Data for the task
-- BEGIN --

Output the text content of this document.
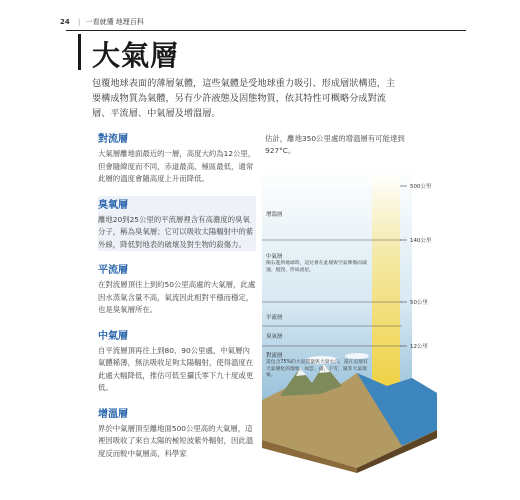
24 | 一看就懂 地理百科
大氣層
包覆地球表面的薄層氣體，這些氣體是受地球重力吸引、形成層狀構造，主要構成物質為氣體，另有少許液態及固態物質，依其特性可概略分成對流層、平流層、中氣層及增溫層。
對流層

大氣層離地面最近的一層，高度大約為12公里，但會隨緯度而不同，赤道最高、極區最低，通常此層的溫度會隨高度上升而降低。

臭氧層

離地20到25公里的平流層裡含有高濃度的臭氧分子，稱為臭氧層；它可以吸收太陽輻射中的紫外線，降低對地表的破壞及對生物的殺傷力。

平流層

在對流層頂往上到約50公里高處的大氣層，此處因水蒸氣含量不高，氣流因此相對平穩而穩定，也是臭氧層所在。

中氣層

自平流層頂再往上到80、90公里處，中氣層內氣體稀薄，無法吸收足夠太陽輻射，使得溫度在此處大幅降低，推估可低至攝氏零下九十度或更低。

增溫層

界於中氣層頂至離地面500公里高的大氣層，這裡因吸收了來自太陽的極短波紫外輻射，因此溫度反而較中氣層高，科學家

估計，離地350公里處的增溫層有可能達到927°C。
500公里
140公里
50公里
12公里
增溫層
中氣層
隕石進到地球時，這兒會在此層與空氣摩擦而減速、燒毀，形成流星。
平流層
臭氧層
對流層
還包含75%的大氣質量與大量水汽，還在這層有天氣變化的現象，如雲、雨、下雪，風等天氣現象。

-- END --

Exercise requirements
Set down all the entries exactly as they appear, but skip any pictures.

Task answer
Output the text content of this document.
24 | 一看就懂 地理百科
大氣層
包覆地球表面的薄層氣體，這些氣體是受地球重力吸引、形成層狀構造，主要構成物質為氣體，另有少許液態及固態物質，依其特性可概略分成對流層、平流層、中氣層及增溫層。
對流層

大氣層離地面最近的一層，高度大約為12公里，但會隨緯度而不同，赤道最高、極區最低，通常此層的溫度會隨高度上升而降低。

臭氧層

離地20到25公里的平流層裡含有高濃度的臭氧分子，稱為臭氧層；它可以吸收太陽輻射中的紫外線，降低對地表的破壞及對生物的殺傷力。

平流層

在對流層頂往上到約50公里高處的大氣層，此處因水蒸氣含量不高，氣流因此相對平穩而穩定，也是臭氧層所在。

中氣層

自平流層頂再往上到80、90公里處，中氣層內氣體稀薄，無法吸收足夠太陽輻射，使得溫度在此處大幅降低，推估可低至攝氏零下九十度或更低。

增溫層

界於中氣層頂至離地面500公里高的大氣層，這裡因吸收了來自太陽的極短波紫外輻射，因此溫度反而較中氣層高，科學家

估計，離地350公里處的增溫層有可能達到927°C。
500公里
140公里
50公里
12公里
增溫層
中氣層
隕石進到地球時，這兒會在此層與空氣摩擦而減速、燒毀，形成流星。
平流層
臭氧層
對流層
還包含75%的大氣質量與大量水汽，還在這層有天氣變化的現象，如雲、雨、下雪，風等天氣現象。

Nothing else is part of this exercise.